State how many lines of the entries hold the string "училищъ". Reply with the number alone.

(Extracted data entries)
▶

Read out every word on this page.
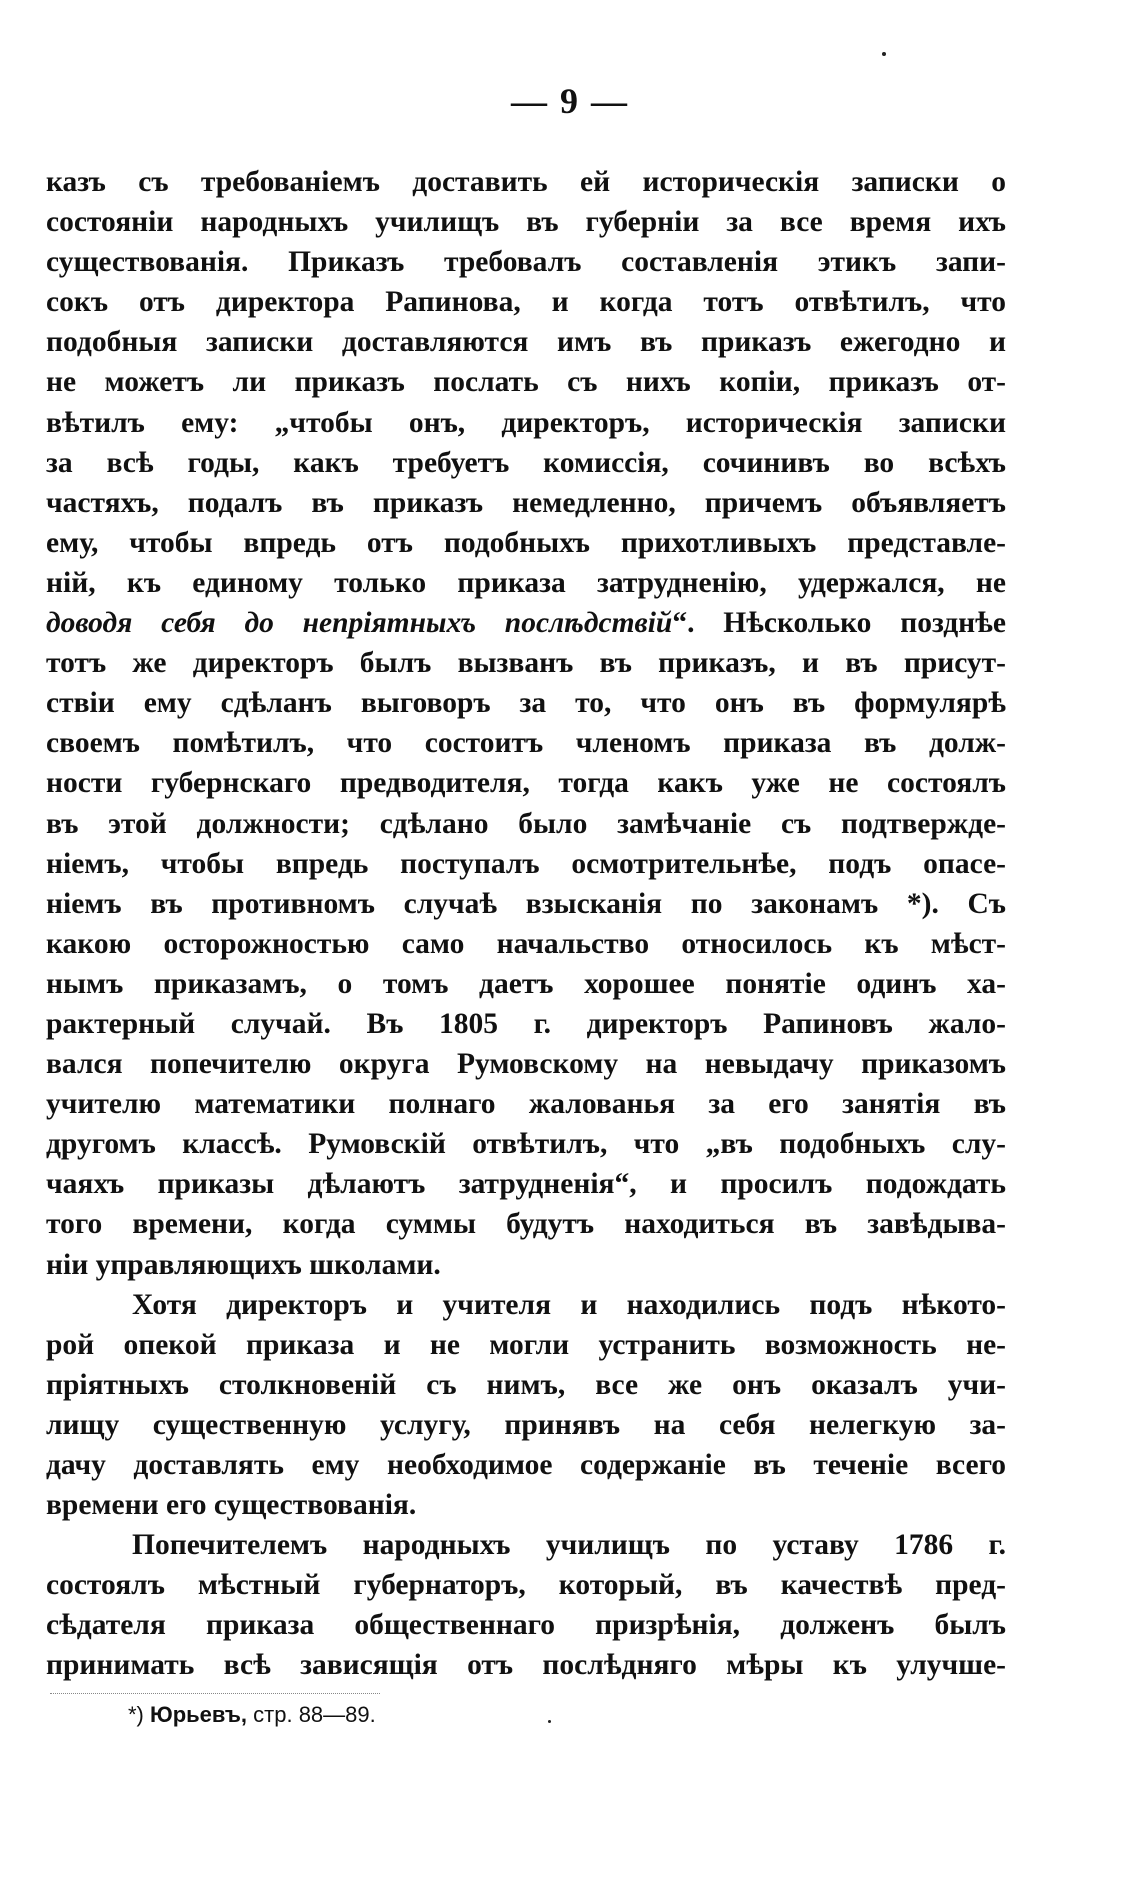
— 9 —
казъ съ требованіемъ доставить ей историческія записки о
состояніи народныхъ училищъ въ губерніи за все время ихъ
существованія. Приказъ требовалъ составленія этикъ запи-
сокъ отъ директора Рапинова, и когда тотъ отвѣтилъ, что
подобныя записки доставляются имъ въ приказъ ежегодно и
не можетъ ли приказъ послать съ нихъ копіи, приказъ от-
вѣтилъ ему: „чтобы онъ, директоръ, историческія записки
за всѣ годы, какъ требуетъ комиссія, сочинивъ во всѣхъ
частяхъ, подалъ въ приказъ немедленно, причемъ объявляетъ
ему, чтобы впредь отъ подобныхъ прихотливыхъ представле-
ній, къ единому только приказа затрудненію, удержался, не
доводя себя до непріятныхъ послѣдствій“. Нѣсколько позднѣе
тотъ же директоръ былъ вызванъ въ приказъ, и въ присут-
ствіи ему сдѣланъ выговоръ за то, что онъ въ формулярѣ
своемъ помѣтилъ, что состоитъ членомъ приказа въ долж-
ности губернскаго предводителя, тогда какъ уже не состоялъ
въ этой должности; сдѣлано было замѣчаніе съ подтвержде-
ніемъ, чтобы впредь поступалъ осмотрительнѣе, подъ опасе-
ніемъ въ противномъ случаѣ взысканія по законамъ *). Съ
какою осторожностью само начальство относилось къ мѣст-
нымъ приказамъ, о томъ даетъ хорошее понятіе одинъ ха-
рактерный случай. Въ 1805 г. директоръ Рапиновъ жало-
вался попечителю округа Румовскому на невыдачу приказомъ
учителю математики полнаго жалованья за его занятія въ
другомъ классѣ. Румовскій отвѣтилъ, что „въ подобныхъ слу-
чаяхъ приказы дѣлаютъ затрудненія“, и просилъ подождать
того времени, когда суммы будутъ находиться въ завѣдыва-
ніи управляющихъ школами.
Хотя директоръ и учителя и находились подъ нѣкото-
рой опекой приказа и не могли устранить возможность не-
пріятныхъ столкновеній съ нимъ, все же онъ оказалъ учи-
лищу существенную услугу, принявъ на себя нелегкую за-
дачу доставлять ему необходимое содержаніе въ теченіе всего
времени его существованія.
Попечителемъ народныхъ училищъ по уставу 1786 г.
состоялъ мѣстный губернаторъ, который, въ качествѣ пред-
сѣдателя приказа общественнаго призрѣнія, долженъ былъ
принимать всѣ зависящія отъ послѣдняго мѣры къ улучше-
*) Юрьевъ, стр. 88—89.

◀

**EXERCISE ANSWER:**
2